• **DIRECTIVE**
Images excluded, repeat each entry below exactly.

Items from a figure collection
--- Begin ---

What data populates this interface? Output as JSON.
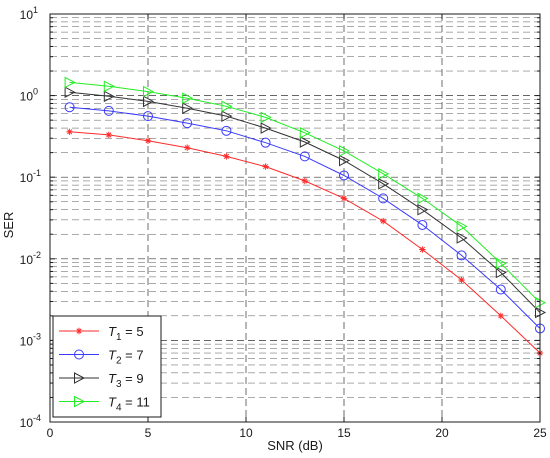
{
  "chart_data": {
    "type": "line",
    "title": "",
    "xlabel": "SNR (dB)",
    "ylabel": "SER",
    "xlim": [
      0,
      25
    ],
    "ylim": [
      0.0001,
      10
    ],
    "yscale": "log",
    "grid": true,
    "legend_position": "bottom-left",
    "xticks": [
      "0",
      "5",
      "10",
      "15",
      "20",
      "25"
    ],
    "yticks": [
      {
        "base": "10",
        "exp": "-4"
      },
      {
        "base": "10",
        "exp": "-3"
      },
      {
        "base": "10",
        "exp": "-2"
      },
      {
        "base": "10",
        "exp": "-1"
      },
      {
        "base": "10",
        "exp": "0"
      },
      {
        "base": "10",
        "exp": "1"
      }
    ],
    "x": [
      1,
      3,
      5,
      7,
      9,
      11,
      13,
      15,
      17,
      19,
      21,
      23,
      25
    ],
    "series": [
      {
        "name": "T1 = 5",
        "label_var": "T",
        "label_sub": "1",
        "label_rest": " = 5",
        "color": "#ff2a2a",
        "marker": "star",
        "values": [
          0.36,
          0.33,
          0.28,
          0.23,
          0.18,
          0.135,
          0.09,
          0.055,
          0.029,
          0.013,
          0.0055,
          0.002,
          0.0007
        ]
      },
      {
        "name": "T2 = 7",
        "label_var": "T",
        "label_sub": "2",
        "label_rest": " = 7",
        "color": "#3a3aff",
        "marker": "circle",
        "values": [
          0.72,
          0.65,
          0.56,
          0.46,
          0.37,
          0.265,
          0.18,
          0.105,
          0.055,
          0.026,
          0.011,
          0.0042,
          0.0014
        ]
      },
      {
        "name": "T3 = 9",
        "label_var": "T",
        "label_sub": "3",
        "label_rest": " = 9",
        "color": "#333333",
        "marker": "triangle-right",
        "values": [
          1.1,
          0.98,
          0.85,
          0.7,
          0.56,
          0.4,
          0.27,
          0.16,
          0.083,
          0.04,
          0.018,
          0.0068,
          0.0022
        ]
      },
      {
        "name": "T4 = 11",
        "label_var": "T",
        "label_sub": "4",
        "label_rest": " = 11",
        "color": "#22ee22",
        "marker": "triangle-right",
        "values": [
          1.45,
          1.3,
          1.12,
          0.93,
          0.74,
          0.54,
          0.35,
          0.21,
          0.11,
          0.055,
          0.025,
          0.0088,
          0.0029
        ]
      }
    ]
  }
}
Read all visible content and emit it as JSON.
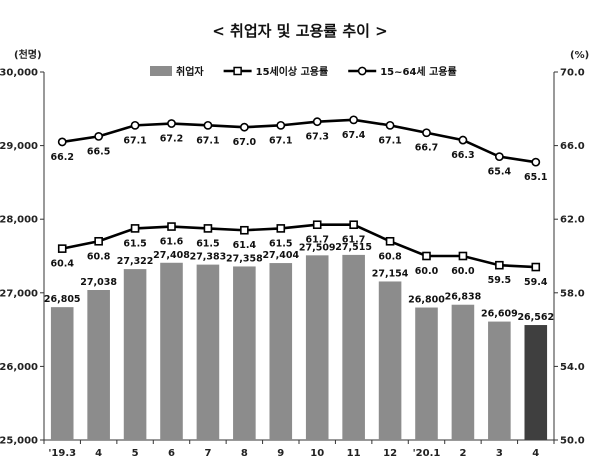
{
  "chart_data": {
    "type": "bar",
    "title": "< 취업자 및 고용률 추이 >",
    "left_unit": "(천명)",
    "right_unit": "(%)",
    "categories": [
      "'19.3",
      "4",
      "5",
      "6",
      "7",
      "8",
      "9",
      "10",
      "11",
      "12",
      "'20.1",
      "2",
      "3",
      "4"
    ],
    "left_axis": {
      "min": 25000,
      "max": 30000,
      "ticks": [
        "25,000",
        "26,000",
        "27,000",
        "28,000",
        "29,000",
        "30,000"
      ]
    },
    "right_axis": {
      "min": 50.0,
      "max": 70.0,
      "ticks": [
        "50.0",
        "54.0",
        "58.0",
        "62.0",
        "66.0",
        "70.0"
      ]
    },
    "series": [
      {
        "name": "취업자",
        "kind": "bar",
        "axis": "left",
        "color": "#8c8c8c",
        "highlight_last_color": "#3f3f3f",
        "values": [
          26805,
          27038,
          27322,
          27408,
          27383,
          27358,
          27404,
          27509,
          27515,
          27154,
          26800,
          26838,
          26609,
          26562
        ],
        "labels": [
          "26,805",
          "27,038",
          "27,322",
          "27,408",
          "27,383",
          "27,358",
          "27,404",
          "27,509",
          "27,515",
          "27,154",
          "26,800",
          "26,838",
          "26,609",
          "26,562"
        ]
      },
      {
        "name": "15세이상 고용률",
        "kind": "line",
        "axis": "right",
        "marker": "square",
        "color": "#000000",
        "values": [
          60.4,
          60.8,
          61.5,
          61.6,
          61.5,
          61.4,
          61.5,
          61.7,
          61.7,
          60.8,
          60.0,
          60.0,
          59.5,
          59.4
        ],
        "labels": [
          "60.4",
          "60.8",
          "61.5",
          "61.6",
          "61.5",
          "61.4",
          "61.5",
          "61.7",
          "61.7",
          "60.8",
          "60.0",
          "60.0",
          "59.5",
          "59.4"
        ]
      },
      {
        "name": "15~64세 고용률",
        "kind": "line",
        "axis": "right",
        "marker": "circle",
        "color": "#000000",
        "values": [
          66.2,
          66.5,
          67.1,
          67.2,
          67.1,
          67.0,
          67.1,
          67.3,
          67.4,
          67.1,
          66.7,
          66.3,
          65.4,
          65.1
        ],
        "labels": [
          "66.2",
          "66.5",
          "67.1",
          "67.2",
          "67.1",
          "67.0",
          "67.1",
          "67.3",
          "67.4",
          "67.1",
          "66.7",
          "66.3",
          "65.4",
          "65.1"
        ]
      }
    ],
    "grid": false,
    "legend_position": "top"
  }
}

--- End ---

• **ANSWER TO THIS PROBLEM**
What data populates this interface? Output as JSON.
{
  "chart_data": {
    "type": "line",
    "title": "",
    "xlabel": "SNR (dB)",
    "ylabel": "SER",
    "xlim": [
      0,
      25
    ],
    "ylim": [
      0.0001,
      10
    ],
    "yscale": "log",
    "grid": true,
    "legend_position": "bottom-left",
    "xticks": [
      "0",
      "5",
      "10",
      "15",
      "20",
      "25"
    ],
    "yticks": [
      {
        "base": "10",
        "exp": "-4"
      },
      {
        "base": "10",
        "exp": "-3"
      },
      {
        "base": "10",
        "exp": "-2"
      },
      {
        "base": "10",
        "exp": "-1"
      },
      {
        "base": "10",
        "exp": "0"
      },
      {
        "base": "10",
        "exp": "1"
      }
    ],
    "x": [
      1,
      3,
      5,
      7,
      9,
      11,
      13,
      15,
      17,
      19,
      21,
      23,
      25
    ],
    "series": [
      {
        "name": "T1 = 5",
        "label_var": "T",
        "label_sub": "1",
        "label_rest": " = 5",
        "color": "#ff2a2a",
        "marker": "star",
        "values": [
          0.36,
          0.33,
          0.28,
          0.23,
          0.18,
          0.135,
          0.09,
          0.055,
          0.029,
          0.013,
          0.0055,
          0.002,
          0.0007
        ]
      },
      {
        "name": "T2 = 7",
        "label_var": "T",
        "label_sub": "2",
        "label_rest": " = 7",
        "color": "#3a3aff",
        "marker": "circle",
        "values": [
          0.72,
          0.65,
          0.56,
          0.46,
          0.37,
          0.265,
          0.18,
          0.105,
          0.055,
          0.026,
          0.011,
          0.0042,
          0.0014
        ]
      },
      {
        "name": "T3 = 9",
        "label_var": "T",
        "label_sub": "3",
        "label_rest": " = 9",
        "color": "#333333",
        "marker": "triangle-right",
        "values": [
          1.1,
          0.98,
          0.85,
          0.7,
          0.56,
          0.4,
          0.27,
          0.16,
          0.083,
          0.04,
          0.018,
          0.0068,
          0.0022
        ]
      },
      {
        "name": "T4 = 11",
        "label_var": "T",
        "label_sub": "4",
        "label_rest": " = 11",
        "color": "#22ee22",
        "marker": "triangle-right",
        "values": [
          1.45,
          1.3,
          1.12,
          0.93,
          0.74,
          0.54,
          0.35,
          0.21,
          0.11,
          0.055,
          0.025,
          0.0088,
          0.0029
        ]
      }
    ]
  }
}
Read all visible content and emit it as JSON.
{
  "chart_data": {
    "type": "bar",
    "title": "< 취업자 및 고용률 추이 >",
    "left_unit": "(천명)",
    "right_unit": "(%)",
    "categories": [
      "'19.3",
      "4",
      "5",
      "6",
      "7",
      "8",
      "9",
      "10",
      "11",
      "12",
      "'20.1",
      "2",
      "3",
      "4"
    ],
    "left_axis": {
      "min": 25000,
      "max": 30000,
      "ticks": [
        "25,000",
        "26,000",
        "27,000",
        "28,000",
        "29,000",
        "30,000"
      ]
    },
    "right_axis": {
      "min": 50.0,
      "max": 70.0,
      "ticks": [
        "50.0",
        "54.0",
        "58.0",
        "62.0",
        "66.0",
        "70.0"
      ]
    },
    "series": [
      {
        "name": "취업자",
        "kind": "bar",
        "axis": "left",
        "color": "#8c8c8c",
        "highlight_last_color": "#3f3f3f",
        "values": [
          26805,
          27038,
          27322,
          27408,
          27383,
          27358,
          27404,
          27509,
          27515,
          27154,
          26800,
          26838,
          26609,
          26562
        ],
        "labels": [
          "26,805",
          "27,038",
          "27,322",
          "27,408",
          "27,383",
          "27,358",
          "27,404",
          "27,509",
          "27,515",
          "27,154",
          "26,800",
          "26,838",
          "26,609",
          "26,562"
        ]
      },
      {
        "name": "15세이상 고용률",
        "kind": "line",
        "axis": "right",
        "marker": "square",
        "color": "#000000",
        "values": [
          60.4,
          60.8,
          61.5,
          61.6,
          61.5,
          61.4,
          61.5,
          61.7,
          61.7,
          60.8,
          60.0,
          60.0,
          59.5,
          59.4
        ],
        "labels": [
          "60.4",
          "60.8",
          "61.5",
          "61.6",
          "61.5",
          "61.4",
          "61.5",
          "61.7",
          "61.7",
          "60.8",
          "60.0",
          "60.0",
          "59.5",
          "59.4"
        ]
      },
      {
        "name": "15~64세 고용률",
        "kind": "line",
        "axis": "right",
        "marker": "circle",
        "color": "#000000",
        "values": [
          66.2,
          66.5,
          67.1,
          67.2,
          67.1,
          67.0,
          67.1,
          67.3,
          67.4,
          67.1,
          66.7,
          66.3,
          65.4,
          65.1
        ],
        "labels": [
          "66.2",
          "66.5",
          "67.1",
          "67.2",
          "67.1",
          "67.0",
          "67.1",
          "67.3",
          "67.4",
          "67.1",
          "66.7",
          "66.3",
          "65.4",
          "65.1"
        ]
      }
    ],
    "grid": false,
    "legend_position": "top"
  }
}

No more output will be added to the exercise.